▶ TASK REQUIREMENTS: From the entries that follow, list every line in which the string "this" appears.

▶ INFORMATION SHOWN:
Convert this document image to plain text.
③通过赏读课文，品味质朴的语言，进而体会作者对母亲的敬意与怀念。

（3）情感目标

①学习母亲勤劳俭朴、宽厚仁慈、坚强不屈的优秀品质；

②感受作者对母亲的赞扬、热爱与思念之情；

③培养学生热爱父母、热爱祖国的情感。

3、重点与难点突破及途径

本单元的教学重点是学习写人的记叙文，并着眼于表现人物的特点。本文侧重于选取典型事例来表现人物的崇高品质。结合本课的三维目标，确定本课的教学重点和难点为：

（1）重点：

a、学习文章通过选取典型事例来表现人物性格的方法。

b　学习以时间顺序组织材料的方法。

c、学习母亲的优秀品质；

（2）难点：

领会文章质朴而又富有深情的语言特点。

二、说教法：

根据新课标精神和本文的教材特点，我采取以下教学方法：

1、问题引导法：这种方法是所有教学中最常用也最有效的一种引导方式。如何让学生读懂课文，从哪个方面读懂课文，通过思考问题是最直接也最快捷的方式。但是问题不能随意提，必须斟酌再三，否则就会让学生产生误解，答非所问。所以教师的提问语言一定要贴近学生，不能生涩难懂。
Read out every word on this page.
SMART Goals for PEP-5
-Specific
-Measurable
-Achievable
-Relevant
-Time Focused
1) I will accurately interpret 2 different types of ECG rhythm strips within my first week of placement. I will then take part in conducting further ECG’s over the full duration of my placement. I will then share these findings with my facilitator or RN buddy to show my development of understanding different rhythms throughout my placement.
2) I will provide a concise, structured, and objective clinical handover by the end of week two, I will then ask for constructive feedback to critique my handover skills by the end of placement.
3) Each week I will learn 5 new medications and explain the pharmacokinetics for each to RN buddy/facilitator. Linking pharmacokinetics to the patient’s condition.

▶ SOLUTION:
Convert this document image to plain text.
Read out every word on this page.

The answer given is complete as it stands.